» Data provided:
##############################

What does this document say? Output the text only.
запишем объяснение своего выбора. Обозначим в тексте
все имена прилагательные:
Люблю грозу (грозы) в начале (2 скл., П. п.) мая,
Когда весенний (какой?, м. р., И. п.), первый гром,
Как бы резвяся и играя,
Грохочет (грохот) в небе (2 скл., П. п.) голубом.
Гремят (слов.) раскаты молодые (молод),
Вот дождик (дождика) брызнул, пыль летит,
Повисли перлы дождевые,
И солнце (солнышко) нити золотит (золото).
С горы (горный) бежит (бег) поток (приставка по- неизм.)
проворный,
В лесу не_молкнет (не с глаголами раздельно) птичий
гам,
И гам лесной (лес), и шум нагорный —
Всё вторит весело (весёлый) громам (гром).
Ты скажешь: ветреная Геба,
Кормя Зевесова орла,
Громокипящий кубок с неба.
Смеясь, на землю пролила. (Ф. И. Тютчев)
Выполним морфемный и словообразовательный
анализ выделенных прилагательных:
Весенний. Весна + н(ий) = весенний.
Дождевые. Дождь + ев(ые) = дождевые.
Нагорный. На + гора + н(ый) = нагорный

##############################

» What is asked: Write the entire listing out again, word for word.

» Task result:
What does this document say? Output the text only.
запишем объяснение своего выбора. Обозначим в тексте
все имена прилагательные:
Люблю грозу (грозы) в начале (2 скл., П. п.) мая,
Когда весенний (какой?, м. р., И. п.), первый гром,
Как бы резвяся и играя,
Грохочет (грохот) в небе (2 скл., П. п.) голубом.
Гремят (слов.) раскаты молодые (молод),
Вот дождик (дождика) брызнул, пыль летит,
Повисли перлы дождевые,
И солнце (солнышко) нити золотит (золото).
С горы (горный) бежит (бег) поток (приставка по- неизм.)
проворный,
В лесу не_молкнет (не с глаголами раздельно) птичий
гам,
И гам лесной (лес), и шум нагорный —
Всё вторит весело (весёлый) громам (гром).
Ты скажешь: ветреная Геба,
Кормя Зевесова орла,
Громокипящий кубок с неба.
Смеясь, на землю пролила. (Ф. И. Тютчев)
Выполним морфемный и словообразовательный
анализ выделенных прилагательных:
Весенний. Весна + н(ий) = весенний.
Дождевые. Дождь + ев(ые) = дождевые.
Нагорный. На + гора + н(ый) = нагорный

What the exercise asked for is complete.